Data for processing »
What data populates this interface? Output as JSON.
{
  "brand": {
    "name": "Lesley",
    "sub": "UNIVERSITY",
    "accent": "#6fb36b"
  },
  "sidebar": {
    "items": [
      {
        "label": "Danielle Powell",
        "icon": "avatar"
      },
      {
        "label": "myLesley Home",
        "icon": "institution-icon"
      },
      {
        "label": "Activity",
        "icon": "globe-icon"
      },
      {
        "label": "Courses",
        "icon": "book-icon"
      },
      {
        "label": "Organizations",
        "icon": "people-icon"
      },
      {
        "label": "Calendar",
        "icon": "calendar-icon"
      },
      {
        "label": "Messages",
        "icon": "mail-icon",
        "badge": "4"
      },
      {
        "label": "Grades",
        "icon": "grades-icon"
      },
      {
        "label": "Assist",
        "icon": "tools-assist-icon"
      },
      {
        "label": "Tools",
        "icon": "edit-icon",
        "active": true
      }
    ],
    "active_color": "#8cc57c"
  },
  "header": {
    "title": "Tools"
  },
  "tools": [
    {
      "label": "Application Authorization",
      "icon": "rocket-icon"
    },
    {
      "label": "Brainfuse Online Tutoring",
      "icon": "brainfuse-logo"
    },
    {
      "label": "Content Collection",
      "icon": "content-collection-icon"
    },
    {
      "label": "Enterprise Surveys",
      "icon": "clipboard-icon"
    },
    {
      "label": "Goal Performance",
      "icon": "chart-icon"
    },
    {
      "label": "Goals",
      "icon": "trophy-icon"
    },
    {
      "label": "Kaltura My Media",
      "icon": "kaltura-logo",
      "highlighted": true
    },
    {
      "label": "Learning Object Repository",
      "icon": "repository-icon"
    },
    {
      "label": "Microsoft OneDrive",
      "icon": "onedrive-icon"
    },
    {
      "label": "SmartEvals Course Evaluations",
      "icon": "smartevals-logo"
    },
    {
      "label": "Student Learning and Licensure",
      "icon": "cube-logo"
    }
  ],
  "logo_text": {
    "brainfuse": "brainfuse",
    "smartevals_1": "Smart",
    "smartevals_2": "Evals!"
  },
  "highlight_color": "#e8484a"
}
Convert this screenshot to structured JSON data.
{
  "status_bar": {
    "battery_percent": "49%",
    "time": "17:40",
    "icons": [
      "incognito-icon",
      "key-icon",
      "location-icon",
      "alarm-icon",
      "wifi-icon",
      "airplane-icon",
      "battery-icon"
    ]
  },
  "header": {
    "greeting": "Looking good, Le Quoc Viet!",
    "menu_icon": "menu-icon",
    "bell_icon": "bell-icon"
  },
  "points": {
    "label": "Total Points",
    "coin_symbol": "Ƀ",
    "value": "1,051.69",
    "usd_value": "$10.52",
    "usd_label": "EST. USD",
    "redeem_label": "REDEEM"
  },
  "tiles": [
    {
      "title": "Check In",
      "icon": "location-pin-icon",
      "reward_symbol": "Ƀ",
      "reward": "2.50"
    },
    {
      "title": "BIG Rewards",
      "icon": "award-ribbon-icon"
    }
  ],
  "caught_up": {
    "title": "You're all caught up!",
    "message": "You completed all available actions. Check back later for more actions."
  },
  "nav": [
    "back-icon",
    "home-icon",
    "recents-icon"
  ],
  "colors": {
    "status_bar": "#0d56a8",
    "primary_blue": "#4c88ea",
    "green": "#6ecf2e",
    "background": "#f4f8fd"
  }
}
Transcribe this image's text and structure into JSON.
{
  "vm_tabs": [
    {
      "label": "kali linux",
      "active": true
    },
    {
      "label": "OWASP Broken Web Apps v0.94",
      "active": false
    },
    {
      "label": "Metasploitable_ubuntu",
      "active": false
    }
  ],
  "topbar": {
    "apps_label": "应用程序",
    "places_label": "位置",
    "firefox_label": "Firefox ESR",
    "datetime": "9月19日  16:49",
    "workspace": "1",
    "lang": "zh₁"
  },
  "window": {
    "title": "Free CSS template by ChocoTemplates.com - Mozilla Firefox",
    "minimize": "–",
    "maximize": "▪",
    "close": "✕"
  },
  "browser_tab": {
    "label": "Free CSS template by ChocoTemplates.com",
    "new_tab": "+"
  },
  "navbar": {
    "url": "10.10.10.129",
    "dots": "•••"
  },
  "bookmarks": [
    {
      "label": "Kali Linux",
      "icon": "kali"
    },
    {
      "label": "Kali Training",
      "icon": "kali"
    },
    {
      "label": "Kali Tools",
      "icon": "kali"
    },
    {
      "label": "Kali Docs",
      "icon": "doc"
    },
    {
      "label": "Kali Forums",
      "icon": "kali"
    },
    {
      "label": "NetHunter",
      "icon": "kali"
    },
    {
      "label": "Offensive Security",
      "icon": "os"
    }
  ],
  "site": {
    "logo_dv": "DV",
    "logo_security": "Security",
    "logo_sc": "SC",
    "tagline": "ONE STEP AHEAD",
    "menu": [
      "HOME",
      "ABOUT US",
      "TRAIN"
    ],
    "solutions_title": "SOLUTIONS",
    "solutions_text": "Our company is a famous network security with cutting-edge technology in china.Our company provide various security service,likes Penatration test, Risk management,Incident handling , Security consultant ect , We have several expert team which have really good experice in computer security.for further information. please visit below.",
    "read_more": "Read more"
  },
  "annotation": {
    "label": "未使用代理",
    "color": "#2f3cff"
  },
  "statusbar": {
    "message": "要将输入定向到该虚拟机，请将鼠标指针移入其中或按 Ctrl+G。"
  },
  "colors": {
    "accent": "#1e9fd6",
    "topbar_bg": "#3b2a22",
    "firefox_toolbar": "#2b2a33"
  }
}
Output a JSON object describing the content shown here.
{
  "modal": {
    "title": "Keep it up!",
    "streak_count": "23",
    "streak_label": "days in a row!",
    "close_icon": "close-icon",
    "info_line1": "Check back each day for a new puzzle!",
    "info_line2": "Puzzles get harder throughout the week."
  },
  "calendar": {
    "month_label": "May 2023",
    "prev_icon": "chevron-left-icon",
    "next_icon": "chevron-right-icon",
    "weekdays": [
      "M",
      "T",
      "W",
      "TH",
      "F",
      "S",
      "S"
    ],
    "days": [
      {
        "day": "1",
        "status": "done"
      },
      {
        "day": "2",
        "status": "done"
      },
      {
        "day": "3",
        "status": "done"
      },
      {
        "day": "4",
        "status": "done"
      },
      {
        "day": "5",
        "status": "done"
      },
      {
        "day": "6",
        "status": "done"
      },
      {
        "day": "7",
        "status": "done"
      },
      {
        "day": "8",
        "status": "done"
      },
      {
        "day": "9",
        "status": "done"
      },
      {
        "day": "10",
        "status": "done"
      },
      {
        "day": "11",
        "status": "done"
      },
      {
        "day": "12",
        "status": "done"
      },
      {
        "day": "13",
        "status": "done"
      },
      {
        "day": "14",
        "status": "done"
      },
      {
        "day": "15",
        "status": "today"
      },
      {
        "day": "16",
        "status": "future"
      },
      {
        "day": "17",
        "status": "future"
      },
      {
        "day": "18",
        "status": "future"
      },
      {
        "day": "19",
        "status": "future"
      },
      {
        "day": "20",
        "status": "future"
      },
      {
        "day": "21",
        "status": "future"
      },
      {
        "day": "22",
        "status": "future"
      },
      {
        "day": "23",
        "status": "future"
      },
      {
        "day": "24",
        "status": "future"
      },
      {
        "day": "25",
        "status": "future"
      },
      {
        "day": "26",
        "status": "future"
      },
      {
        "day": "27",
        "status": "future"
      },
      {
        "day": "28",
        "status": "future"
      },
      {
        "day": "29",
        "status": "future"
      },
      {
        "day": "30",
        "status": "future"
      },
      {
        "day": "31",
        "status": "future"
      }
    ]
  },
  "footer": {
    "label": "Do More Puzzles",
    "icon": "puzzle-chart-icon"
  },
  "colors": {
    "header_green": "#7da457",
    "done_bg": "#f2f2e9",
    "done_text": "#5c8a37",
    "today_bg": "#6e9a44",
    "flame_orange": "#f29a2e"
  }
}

What you should do » Locate the lines above that contain "template" and copy them.

Right answer »
    "title": "Free CSS template by ChocoTemplates.com - Mozilla Firefox",
    "label": "Free CSS template by ChocoTemplates.com",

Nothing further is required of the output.